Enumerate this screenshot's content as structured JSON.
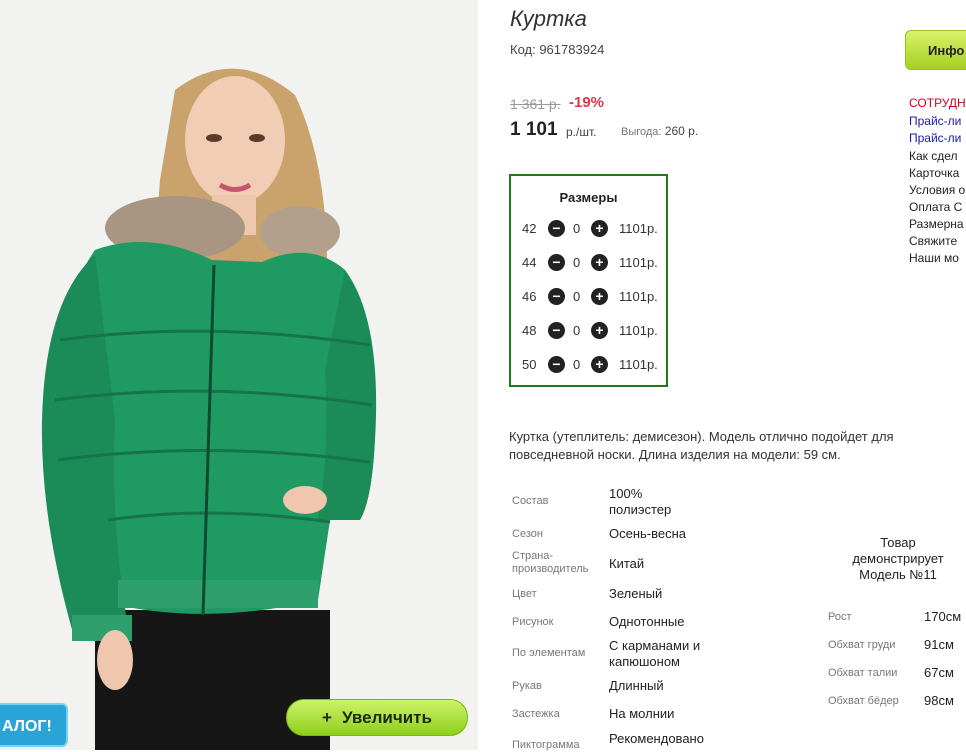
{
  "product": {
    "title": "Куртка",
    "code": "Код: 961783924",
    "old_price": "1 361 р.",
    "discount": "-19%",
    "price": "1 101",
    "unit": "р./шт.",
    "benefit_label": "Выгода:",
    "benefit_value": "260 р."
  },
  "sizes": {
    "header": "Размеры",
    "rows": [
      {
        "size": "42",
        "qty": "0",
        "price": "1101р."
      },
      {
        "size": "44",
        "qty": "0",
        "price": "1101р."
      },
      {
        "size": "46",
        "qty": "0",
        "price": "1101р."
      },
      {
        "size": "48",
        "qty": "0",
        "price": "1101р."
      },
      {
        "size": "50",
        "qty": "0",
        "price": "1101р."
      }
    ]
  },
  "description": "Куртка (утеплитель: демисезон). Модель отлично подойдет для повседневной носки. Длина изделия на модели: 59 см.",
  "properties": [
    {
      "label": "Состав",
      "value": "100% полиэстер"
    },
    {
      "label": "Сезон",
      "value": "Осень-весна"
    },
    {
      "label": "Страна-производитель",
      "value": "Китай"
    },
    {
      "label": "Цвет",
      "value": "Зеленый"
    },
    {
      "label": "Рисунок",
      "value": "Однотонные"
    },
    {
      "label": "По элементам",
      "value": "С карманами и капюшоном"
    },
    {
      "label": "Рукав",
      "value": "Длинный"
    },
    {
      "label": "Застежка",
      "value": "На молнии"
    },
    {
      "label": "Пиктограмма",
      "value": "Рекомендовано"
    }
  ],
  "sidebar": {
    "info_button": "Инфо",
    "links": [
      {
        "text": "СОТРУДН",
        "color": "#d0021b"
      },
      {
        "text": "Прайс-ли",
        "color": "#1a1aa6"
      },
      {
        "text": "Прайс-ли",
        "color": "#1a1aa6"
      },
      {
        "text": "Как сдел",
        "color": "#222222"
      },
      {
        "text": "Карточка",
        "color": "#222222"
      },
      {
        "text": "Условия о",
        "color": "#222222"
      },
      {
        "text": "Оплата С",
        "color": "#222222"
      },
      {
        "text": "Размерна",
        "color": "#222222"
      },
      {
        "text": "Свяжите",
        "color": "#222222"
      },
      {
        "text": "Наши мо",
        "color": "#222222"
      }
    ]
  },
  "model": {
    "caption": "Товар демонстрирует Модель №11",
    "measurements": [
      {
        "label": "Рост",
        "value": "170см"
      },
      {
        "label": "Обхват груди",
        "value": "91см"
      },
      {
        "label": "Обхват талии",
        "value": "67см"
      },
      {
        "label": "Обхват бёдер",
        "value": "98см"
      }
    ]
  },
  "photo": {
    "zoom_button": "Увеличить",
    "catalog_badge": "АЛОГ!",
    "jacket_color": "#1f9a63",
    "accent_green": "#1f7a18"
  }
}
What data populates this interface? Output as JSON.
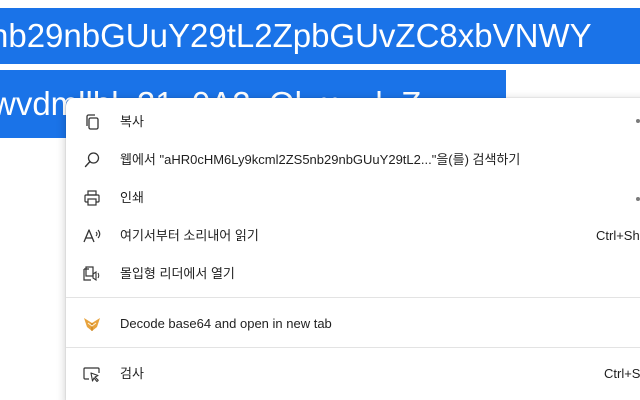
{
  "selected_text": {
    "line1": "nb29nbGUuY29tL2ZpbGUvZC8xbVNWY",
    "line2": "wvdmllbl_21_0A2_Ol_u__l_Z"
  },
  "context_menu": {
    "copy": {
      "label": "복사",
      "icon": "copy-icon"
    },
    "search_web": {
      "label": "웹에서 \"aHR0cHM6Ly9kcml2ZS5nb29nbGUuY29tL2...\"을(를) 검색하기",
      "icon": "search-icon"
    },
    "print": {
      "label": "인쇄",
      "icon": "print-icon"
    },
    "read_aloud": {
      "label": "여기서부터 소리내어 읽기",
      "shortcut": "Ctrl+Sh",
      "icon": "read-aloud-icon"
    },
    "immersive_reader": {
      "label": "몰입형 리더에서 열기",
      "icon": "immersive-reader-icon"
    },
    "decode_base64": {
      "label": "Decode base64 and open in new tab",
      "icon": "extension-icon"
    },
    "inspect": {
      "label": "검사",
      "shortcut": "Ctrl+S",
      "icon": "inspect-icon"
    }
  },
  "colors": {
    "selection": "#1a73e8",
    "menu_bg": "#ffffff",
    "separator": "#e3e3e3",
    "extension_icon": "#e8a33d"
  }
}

=-=-=

### Brief
Restate the data above word for word. Skip every picture.

### Result of the exercise
Enumerate this screenshot's content as structured JSON.
{
  "product": {
    "title": "Куртка",
    "code": "Код: 961783924",
    "old_price": "1 361 р.",
    "discount": "-19%",
    "price": "1 101",
    "unit": "р./шт.",
    "benefit_label": "Выгода:",
    "benefit_value": "260 р."
  },
  "sizes": {
    "header": "Размеры",
    "rows": [
      {
        "size": "42",
        "qty": "0",
        "price": "1101р."
      },
      {
        "size": "44",
        "qty": "0",
        "price": "1101р."
      },
      {
        "size": "46",
        "qty": "0",
        "price": "1101р."
      },
      {
        "size": "48",
        "qty": "0",
        "price": "1101р."
      },
      {
        "size": "50",
        "qty": "0",
        "price": "1101р."
      }
    ]
  },
  "description": "Куртка (утеплитель: демисезон). Модель отлично подойдет для повседневной носки. Длина изделия на модели: 59 см.",
  "properties": [
    {
      "label": "Состав",
      "value": "100% полиэстер"
    },
    {
      "label": "Сезон",
      "value": "Осень-весна"
    },
    {
      "label": "Страна-производитель",
      "value": "Китай"
    },
    {
      "label": "Цвет",
      "value": "Зеленый"
    },
    {
      "label": "Рисунок",
      "value": "Однотонные"
    },
    {
      "label": "По элементам",
      "value": "С карманами и капюшоном"
    },
    {
      "label": "Рукав",
      "value": "Длинный"
    },
    {
      "label": "Застежка",
      "value": "На молнии"
    },
    {
      "label": "Пиктограмма",
      "value": "Рекомендовано"
    }
  ],
  "sidebar": {
    "info_button": "Инфо",
    "links": [
      {
        "text": "СОТРУДН",
        "color": "#d0021b"
      },
      {
        "text": "Прайс-ли",
        "color": "#1a1aa6"
      },
      {
        "text": "Прайс-ли",
        "color": "#1a1aa6"
      },
      {
        "text": "Как сдел",
        "color": "#222222"
      },
      {
        "text": "Карточка",
        "color": "#222222"
      },
      {
        "text": "Условия о",
        "color": "#222222"
      },
      {
        "text": "Оплата С",
        "color": "#222222"
      },
      {
        "text": "Размерна",
        "color": "#222222"
      },
      {
        "text": "Свяжите",
        "color": "#222222"
      },
      {
        "text": "Наши мо",
        "color": "#222222"
      }
    ]
  },
  "model": {
    "caption": "Товар демонстрирует Модель №11",
    "measurements": [
      {
        "label": "Рост",
        "value": "170см"
      },
      {
        "label": "Обхват груди",
        "value": "91см"
      },
      {
        "label": "Обхват талии",
        "value": "67см"
      },
      {
        "label": "Обхват бёдер",
        "value": "98см"
      }
    ]
  },
  "photo": {
    "zoom_button": "Увеличить",
    "catalog_badge": "АЛОГ!",
    "jacket_color": "#1f9a63",
    "accent_green": "#1f7a18"
  }
}
What data populates this interface? Output as JSON.
{
  "selected_text": {
    "line1": "nb29nbGUuY29tL2ZpbGUvZC8xbVNWY",
    "line2": "wvdmllbl_21_0A2_Ol_u__l_Z"
  },
  "context_menu": {
    "copy": {
      "label": "복사",
      "icon": "copy-icon"
    },
    "search_web": {
      "label": "웹에서 \"aHR0cHM6Ly9kcml2ZS5nb29nbGUuY29tL2...\"을(를) 검색하기",
      "icon": "search-icon"
    },
    "print": {
      "label": "인쇄",
      "icon": "print-icon"
    },
    "read_aloud": {
      "label": "여기서부터 소리내어 읽기",
      "shortcut": "Ctrl+Sh",
      "icon": "read-aloud-icon"
    },
    "immersive_reader": {
      "label": "몰입형 리더에서 열기",
      "icon": "immersive-reader-icon"
    },
    "decode_base64": {
      "label": "Decode base64 and open in new tab",
      "icon": "extension-icon"
    },
    "inspect": {
      "label": "검사",
      "shortcut": "Ctrl+S",
      "icon": "inspect-icon"
    }
  },
  "colors": {
    "selection": "#1a73e8",
    "menu_bg": "#ffffff",
    "separator": "#e3e3e3",
    "extension_icon": "#e8a33d"
  }
}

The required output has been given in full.